— Begin —

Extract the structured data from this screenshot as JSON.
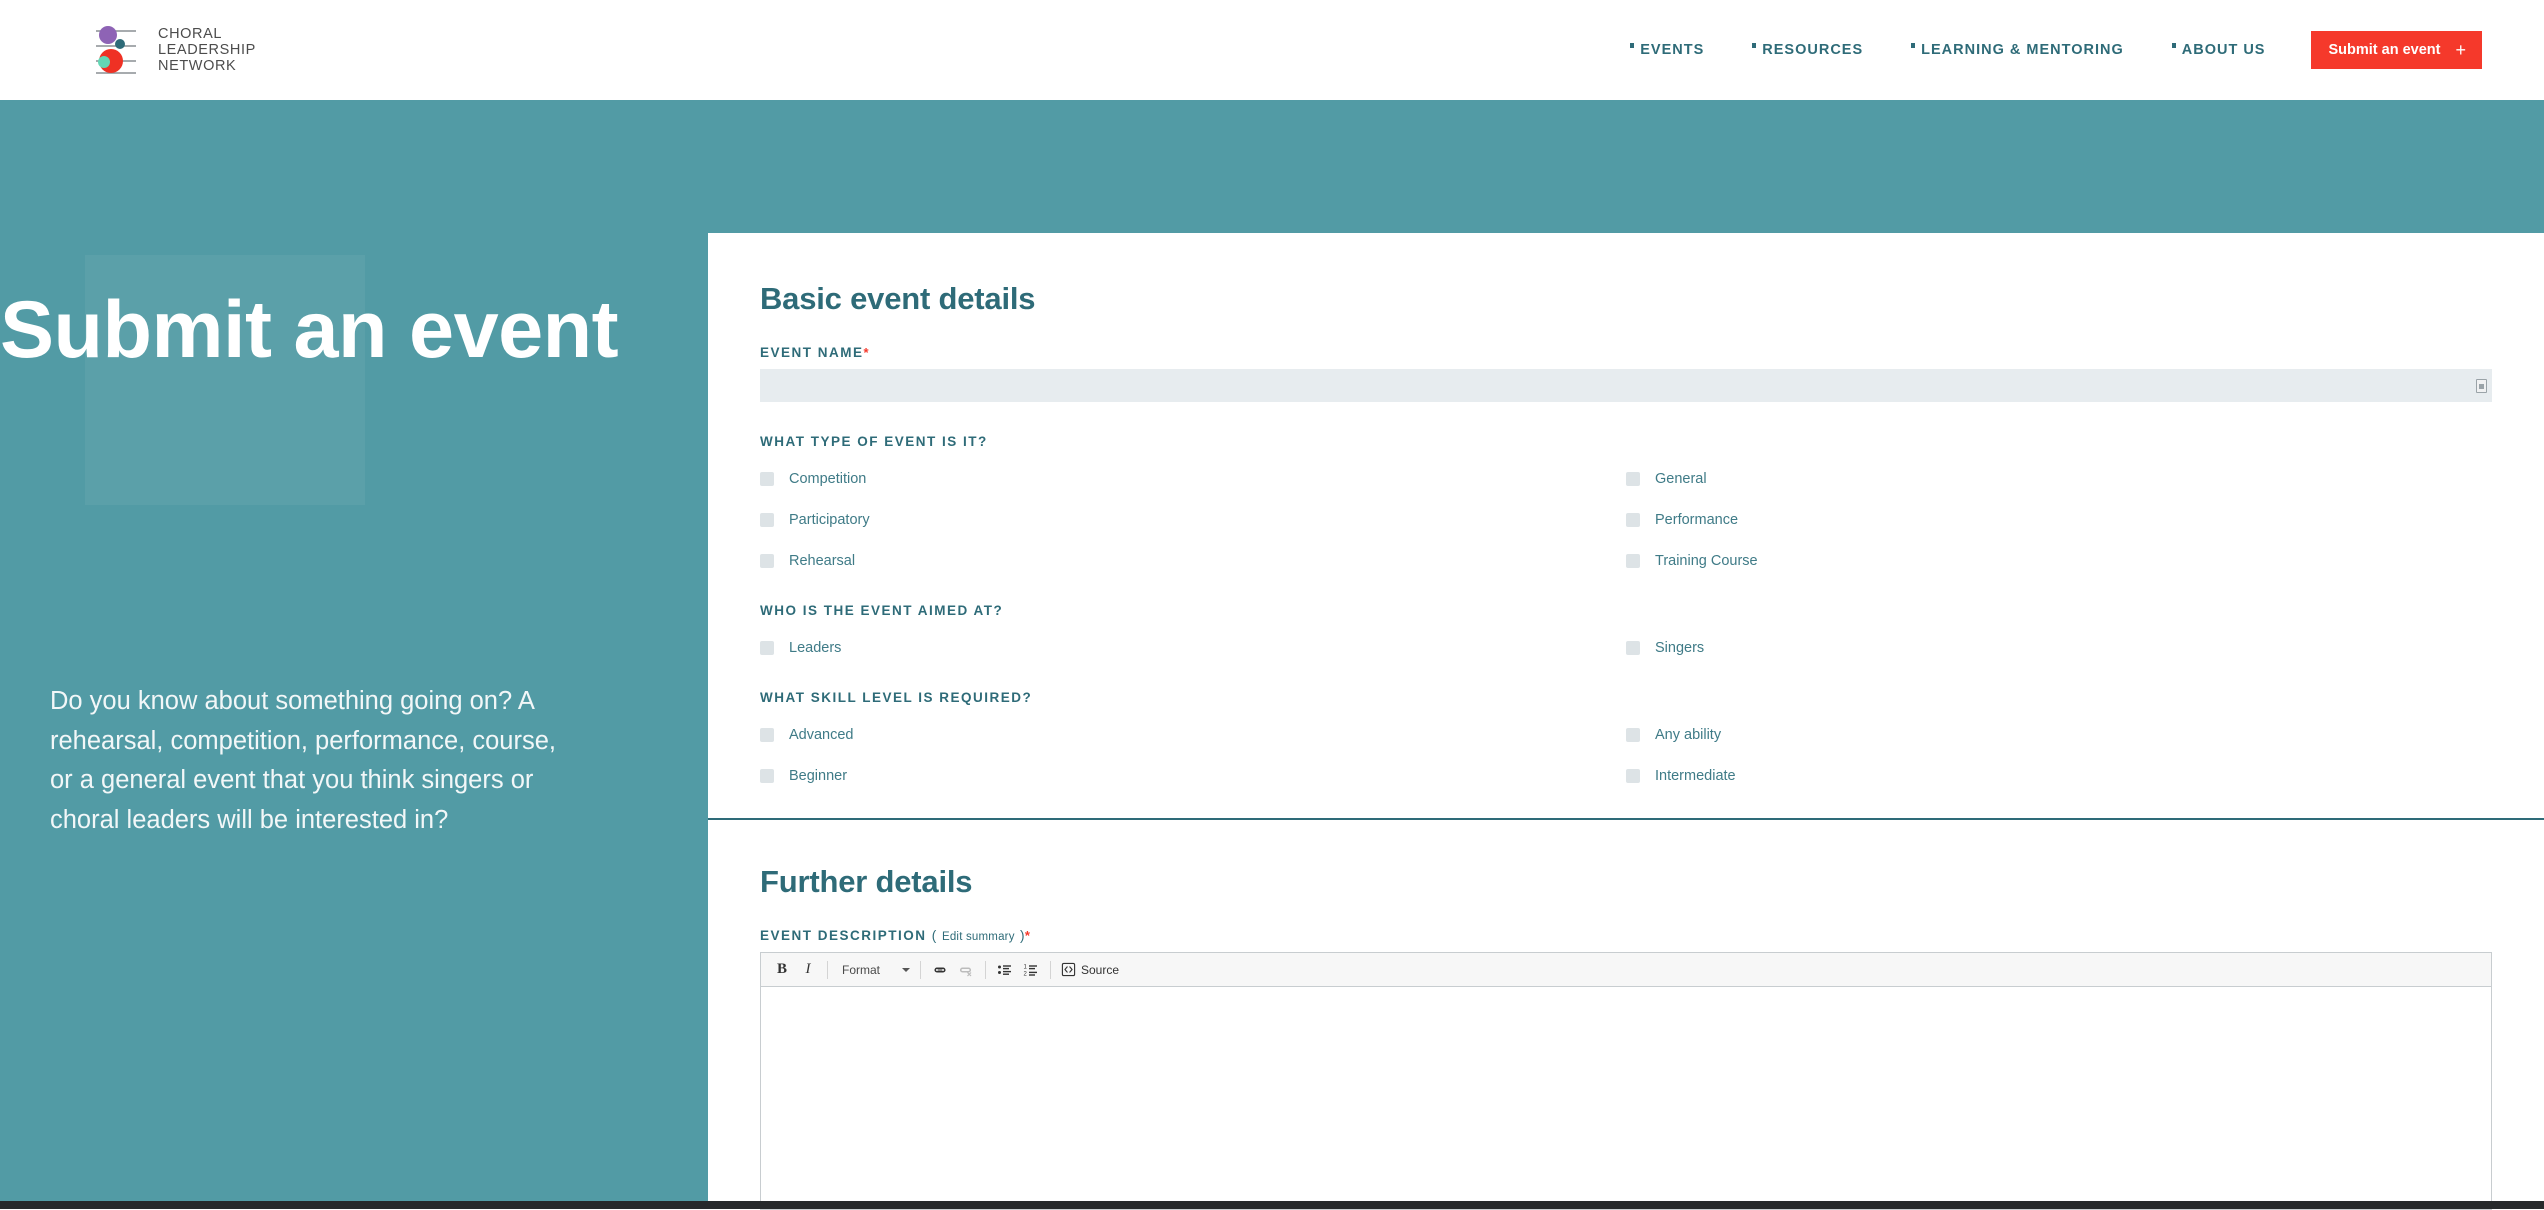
{
  "header": {
    "logo": {
      "line1": "CHORAL",
      "line2": "LEADERSHIP",
      "line3": "NETWORK",
      "icon": "choral-network-logo"
    },
    "nav": [
      {
        "label": "EVENTS"
      },
      {
        "label": "RESOURCES"
      },
      {
        "label": "LEARNING & MENTORING"
      },
      {
        "label": "ABOUT US"
      }
    ],
    "cta": {
      "label": "Submit an event",
      "icon": "plus-icon"
    }
  },
  "hero": {
    "title": "Submit an event",
    "description": "Do you know about something going on? A rehearsal, competition, performance, course, or a general event that you think singers or choral leaders will be interested in?"
  },
  "form": {
    "basic": {
      "heading": "Basic event details",
      "event_name": {
        "label": "EVENT NAME",
        "required": "*",
        "value": "",
        "placeholder": "",
        "grip_icon": "resize-grip-icon"
      },
      "event_type": {
        "label": "WHAT TYPE OF EVENT IS IT?",
        "left": [
          "Competition",
          "Participatory",
          "Rehearsal"
        ],
        "right": [
          "General",
          "Performance",
          "Training Course"
        ]
      },
      "aimed_at": {
        "label": "WHO IS THE EVENT AIMED AT?",
        "left": [
          "Leaders"
        ],
        "right": [
          "Singers"
        ]
      },
      "skill_level": {
        "label": "WHAT SKILL LEVEL IS REQUIRED?",
        "left": [
          "Advanced",
          "Beginner"
        ],
        "right": [
          "Any ability",
          "Intermediate"
        ]
      }
    },
    "further": {
      "heading": "Further details",
      "description_field": {
        "label": "EVENT DESCRIPTION",
        "paren_open": "(",
        "edit_summary": "Edit summary",
        "paren_close": ")",
        "required": "*",
        "value": ""
      },
      "editor_toolbar": {
        "bold": "B",
        "italic": "I",
        "format": "Format",
        "link_icon": "link-icon",
        "unlink_icon": "unlink-icon",
        "bulleted_list_icon": "bulleted-list-icon",
        "numbered_list_icon": "numbered-list-icon",
        "source_label": "Source",
        "source_icon": "source-code-icon"
      }
    }
  },
  "colors": {
    "teal": "#529ba5",
    "dark_teal": "#2e6b78",
    "red": "#f5392b",
    "input_bg": "#e7ecef",
    "checkbox": "#dde3e6"
  }
}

— End —

DIRECTIONS
Reproduce all of the material exactly, apart from the pictures.

SOLUTION TO THIS EXERCISE
Extract the structured data from this screenshot as JSON.
{
  "header": {
    "logo": {
      "line1": "CHORAL",
      "line2": "LEADERSHIP",
      "line3": "NETWORK",
      "icon": "choral-network-logo"
    },
    "nav": [
      {
        "label": "EVENTS"
      },
      {
        "label": "RESOURCES"
      },
      {
        "label": "LEARNING & MENTORING"
      },
      {
        "label": "ABOUT US"
      }
    ],
    "cta": {
      "label": "Submit an event",
      "icon": "plus-icon"
    }
  },
  "hero": {
    "title": "Submit an event",
    "description": "Do you know about something going on? A rehearsal, competition, performance, course, or a general event that you think singers or choral leaders will be interested in?"
  },
  "form": {
    "basic": {
      "heading": "Basic event details",
      "event_name": {
        "label": "EVENT NAME",
        "required": "*",
        "value": "",
        "placeholder": "",
        "grip_icon": "resize-grip-icon"
      },
      "event_type": {
        "label": "WHAT TYPE OF EVENT IS IT?",
        "left": [
          "Competition",
          "Participatory",
          "Rehearsal"
        ],
        "right": [
          "General",
          "Performance",
          "Training Course"
        ]
      },
      "aimed_at": {
        "label": "WHO IS THE EVENT AIMED AT?",
        "left": [
          "Leaders"
        ],
        "right": [
          "Singers"
        ]
      },
      "skill_level": {
        "label": "WHAT SKILL LEVEL IS REQUIRED?",
        "left": [
          "Advanced",
          "Beginner"
        ],
        "right": [
          "Any ability",
          "Intermediate"
        ]
      }
    },
    "further": {
      "heading": "Further details",
      "description_field": {
        "label": "EVENT DESCRIPTION",
        "paren_open": "(",
        "edit_summary": "Edit summary",
        "paren_close": ")",
        "required": "*",
        "value": ""
      },
      "editor_toolbar": {
        "bold": "B",
        "italic": "I",
        "format": "Format",
        "link_icon": "link-icon",
        "unlink_icon": "unlink-icon",
        "bulleted_list_icon": "bulleted-list-icon",
        "numbered_list_icon": "numbered-list-icon",
        "source_label": "Source",
        "source_icon": "source-code-icon"
      }
    }
  },
  "colors": {
    "teal": "#529ba5",
    "dark_teal": "#2e6b78",
    "red": "#f5392b",
    "input_bg": "#e7ecef",
    "checkbox": "#dde3e6"
  }
}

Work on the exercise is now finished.